TASK DIRECTIONS »
Copy the listing below in full and skip every picture.
* * * * * * *
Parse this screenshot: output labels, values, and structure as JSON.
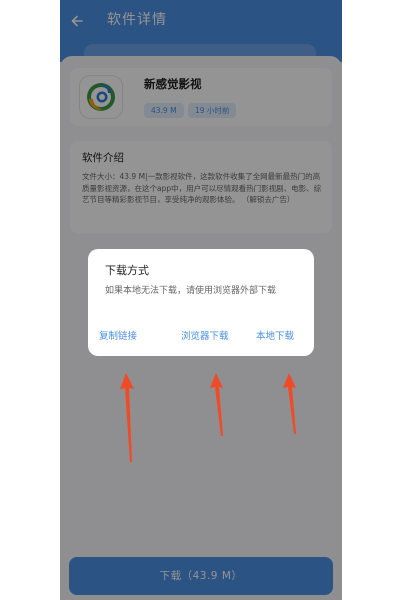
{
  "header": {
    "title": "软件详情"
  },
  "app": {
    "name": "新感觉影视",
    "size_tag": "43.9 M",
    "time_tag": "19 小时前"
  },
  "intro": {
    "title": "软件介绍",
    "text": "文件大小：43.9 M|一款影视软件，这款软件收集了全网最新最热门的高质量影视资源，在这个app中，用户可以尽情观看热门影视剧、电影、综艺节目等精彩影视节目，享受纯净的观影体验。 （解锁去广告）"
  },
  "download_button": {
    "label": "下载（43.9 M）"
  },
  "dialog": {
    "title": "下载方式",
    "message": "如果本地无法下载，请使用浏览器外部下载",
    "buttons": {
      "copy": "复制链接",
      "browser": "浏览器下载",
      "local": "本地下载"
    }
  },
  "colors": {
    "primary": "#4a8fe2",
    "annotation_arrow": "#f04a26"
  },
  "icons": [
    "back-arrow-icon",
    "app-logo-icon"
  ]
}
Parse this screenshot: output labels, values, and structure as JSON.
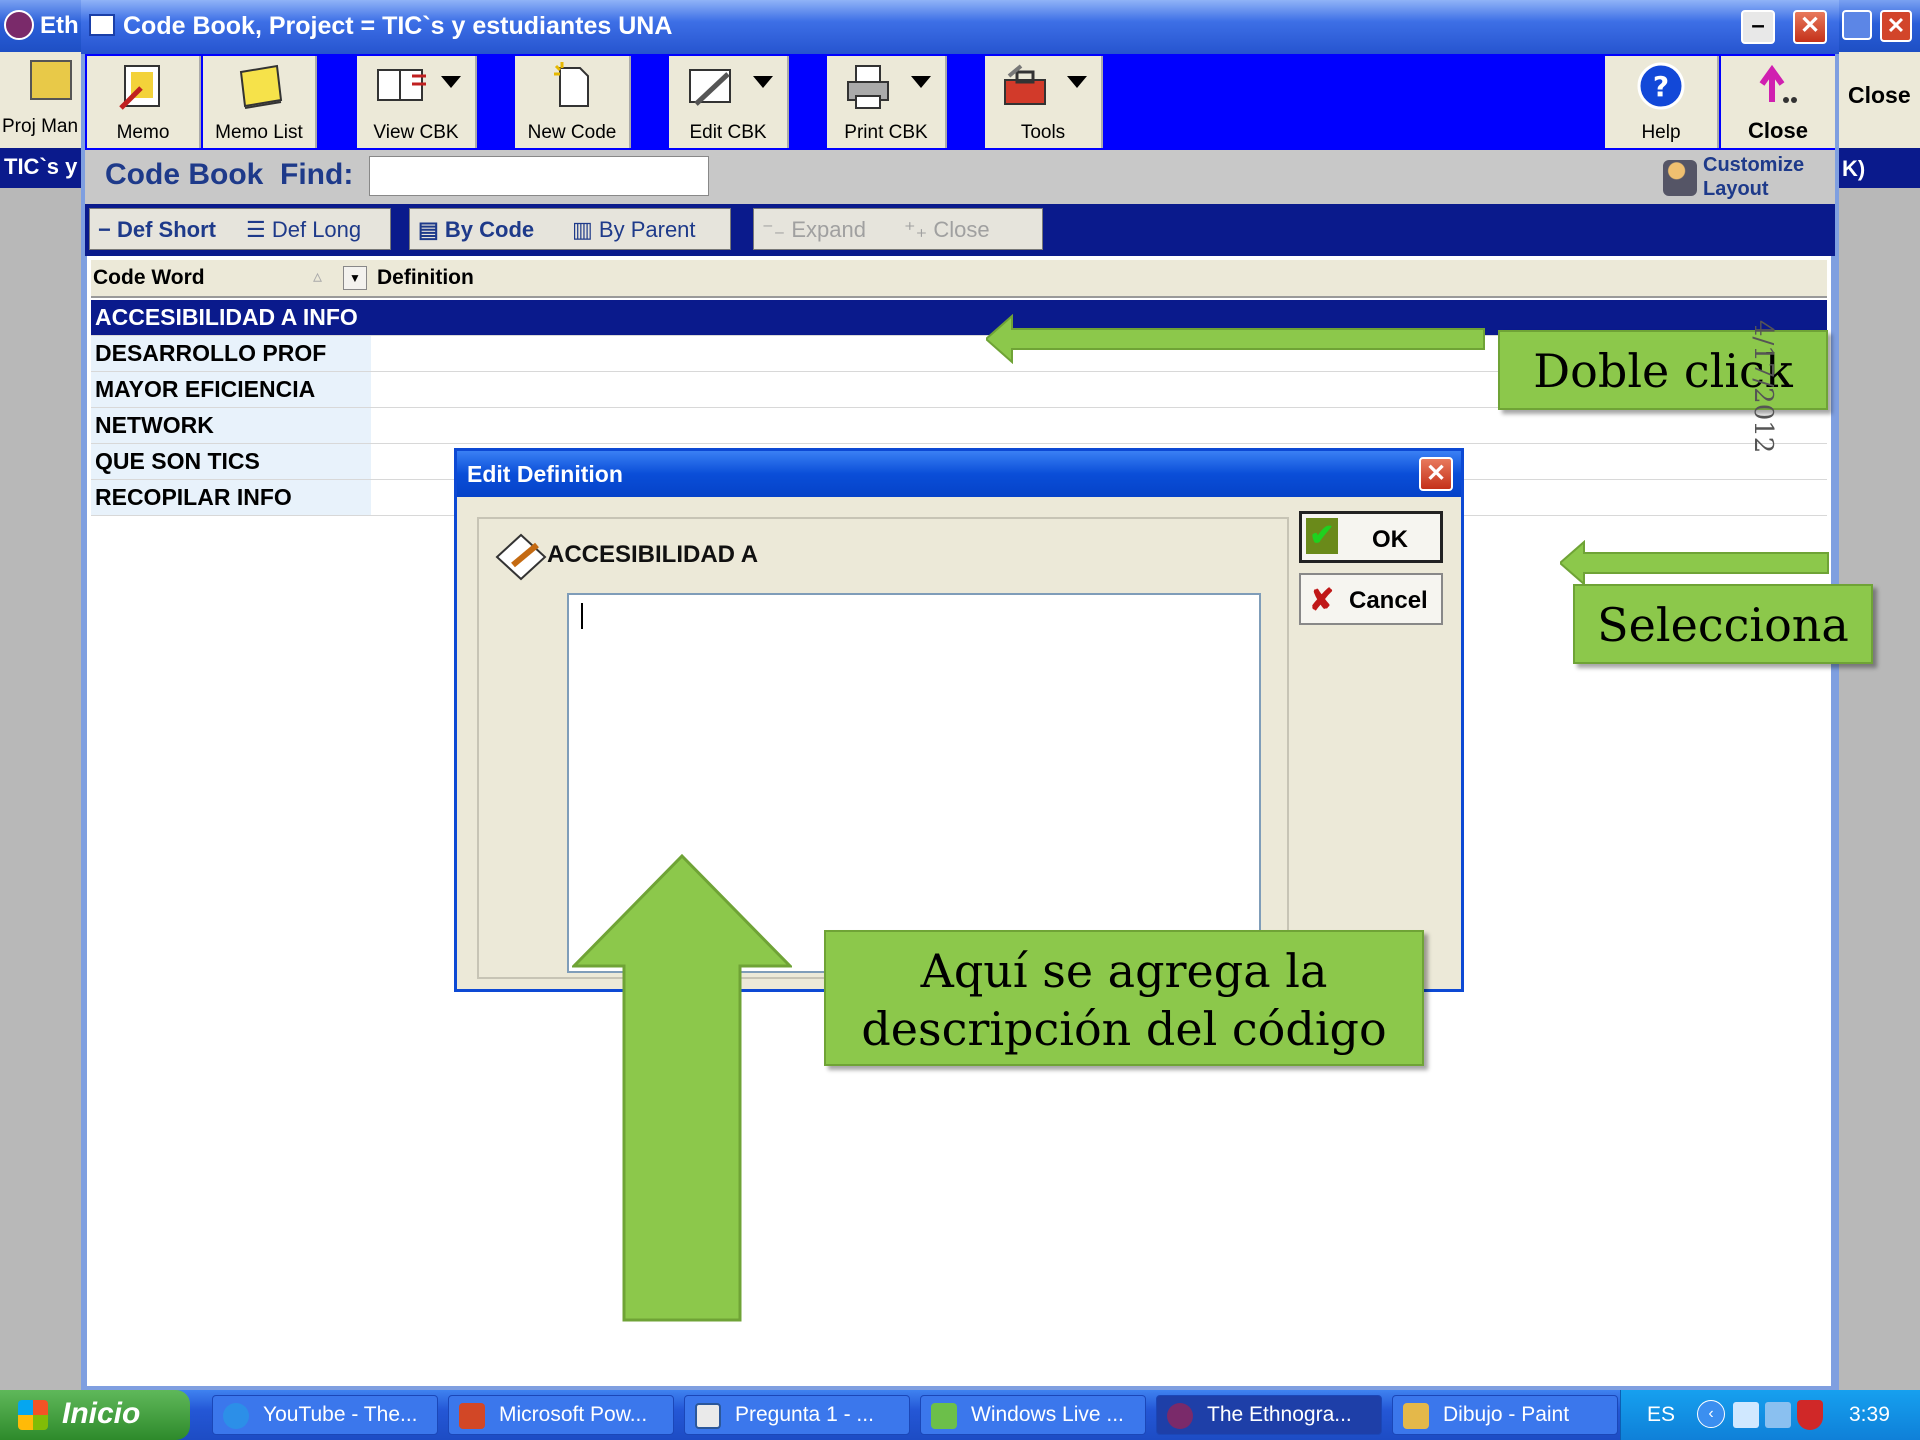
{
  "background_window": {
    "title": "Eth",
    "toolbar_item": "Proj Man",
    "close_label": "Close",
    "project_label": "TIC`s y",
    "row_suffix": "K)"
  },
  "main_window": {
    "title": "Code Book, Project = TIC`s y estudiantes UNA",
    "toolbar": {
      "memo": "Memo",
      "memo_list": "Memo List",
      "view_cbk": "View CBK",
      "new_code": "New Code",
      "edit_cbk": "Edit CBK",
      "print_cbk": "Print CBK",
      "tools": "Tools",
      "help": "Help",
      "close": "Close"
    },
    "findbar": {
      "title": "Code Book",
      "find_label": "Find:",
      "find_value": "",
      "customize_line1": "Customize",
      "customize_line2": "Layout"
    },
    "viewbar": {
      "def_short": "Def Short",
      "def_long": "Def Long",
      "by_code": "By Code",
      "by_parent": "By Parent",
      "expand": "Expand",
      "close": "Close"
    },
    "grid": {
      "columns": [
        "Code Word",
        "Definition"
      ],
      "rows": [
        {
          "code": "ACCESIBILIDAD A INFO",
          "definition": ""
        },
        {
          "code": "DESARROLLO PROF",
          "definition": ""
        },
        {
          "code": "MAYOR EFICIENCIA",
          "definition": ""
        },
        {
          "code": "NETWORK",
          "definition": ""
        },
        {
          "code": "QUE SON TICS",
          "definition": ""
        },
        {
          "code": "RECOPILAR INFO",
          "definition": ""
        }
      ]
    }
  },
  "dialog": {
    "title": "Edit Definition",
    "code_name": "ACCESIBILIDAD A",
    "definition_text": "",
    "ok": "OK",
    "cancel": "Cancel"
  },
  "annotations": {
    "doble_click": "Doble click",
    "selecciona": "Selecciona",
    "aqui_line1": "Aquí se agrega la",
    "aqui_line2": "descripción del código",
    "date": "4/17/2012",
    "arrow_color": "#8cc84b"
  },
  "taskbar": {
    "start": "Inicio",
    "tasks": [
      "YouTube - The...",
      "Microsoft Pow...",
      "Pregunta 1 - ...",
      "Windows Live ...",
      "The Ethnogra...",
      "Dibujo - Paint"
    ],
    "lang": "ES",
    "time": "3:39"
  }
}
* * * * * * *
EXERCISE RESULT »
Parse this screenshot: output labels, values, and structure as JSON.
{
  "header": {
    "title": "软件详情"
  },
  "app": {
    "name": "新感觉影视",
    "size_tag": "43.9 M",
    "time_tag": "19 小时前"
  },
  "intro": {
    "title": "软件介绍",
    "text": "文件大小：43.9 M|一款影视软件，这款软件收集了全网最新最热门的高质量影视资源，在这个app中，用户可以尽情观看热门影视剧、电影、综艺节目等精彩影视节目，享受纯净的观影体验。 （解锁去广告）"
  },
  "download_button": {
    "label": "下载（43.9 M）"
  },
  "dialog": {
    "title": "下载方式",
    "message": "如果本地无法下载，请使用浏览器外部下载",
    "buttons": {
      "copy": "复制链接",
      "browser": "浏览器下载",
      "local": "本地下载"
    }
  },
  "colors": {
    "primary": "#4a8fe2",
    "annotation_arrow": "#f04a26"
  },
  "icons": [
    "back-arrow-icon",
    "app-logo-icon"
  ]
}
Parse this screenshot: output labels, values, and structure as JSON.
{
  "background_window": {
    "title": "Eth",
    "toolbar_item": "Proj Man",
    "close_label": "Close",
    "project_label": "TIC`s y",
    "row_suffix": "K)"
  },
  "main_window": {
    "title": "Code Book, Project = TIC`s y estudiantes UNA",
    "toolbar": {
      "memo": "Memo",
      "memo_list": "Memo List",
      "view_cbk": "View CBK",
      "new_code": "New Code",
      "edit_cbk": "Edit CBK",
      "print_cbk": "Print CBK",
      "tools": "Tools",
      "help": "Help",
      "close": "Close"
    },
    "findbar": {
      "title": "Code Book",
      "find_label": "Find:",
      "find_value": "",
      "customize_line1": "Customize",
      "customize_line2": "Layout"
    },
    "viewbar": {
      "def_short": "Def Short",
      "def_long": "Def Long",
      "by_code": "By Code",
      "by_parent": "By Parent",
      "expand": "Expand",
      "close": "Close"
    },
    "grid": {
      "columns": [
        "Code Word",
        "Definition"
      ],
      "rows": [
        {
          "code": "ACCESIBILIDAD A INFO",
          "definition": ""
        },
        {
          "code": "DESARROLLO PROF",
          "definition": ""
        },
        {
          "code": "MAYOR EFICIENCIA",
          "definition": ""
        },
        {
          "code": "NETWORK",
          "definition": ""
        },
        {
          "code": "QUE SON TICS",
          "definition": ""
        },
        {
          "code": "RECOPILAR INFO",
          "definition": ""
        }
      ]
    }
  },
  "dialog": {
    "title": "Edit Definition",
    "code_name": "ACCESIBILIDAD A",
    "definition_text": "",
    "ok": "OK",
    "cancel": "Cancel"
  },
  "annotations": {
    "doble_click": "Doble click",
    "selecciona": "Selecciona",
    "aqui_line1": "Aquí se agrega la",
    "aqui_line2": "descripción del código",
    "date": "4/17/2012",
    "arrow_color": "#8cc84b"
  },
  "taskbar": {
    "start": "Inicio",
    "tasks": [
      "YouTube - The...",
      "Microsoft Pow...",
      "Pregunta 1 - ...",
      "Windows Live ...",
      "The Ethnogra...",
      "Dibujo - Paint"
    ],
    "lang": "ES",
    "time": "3:39"
  }
}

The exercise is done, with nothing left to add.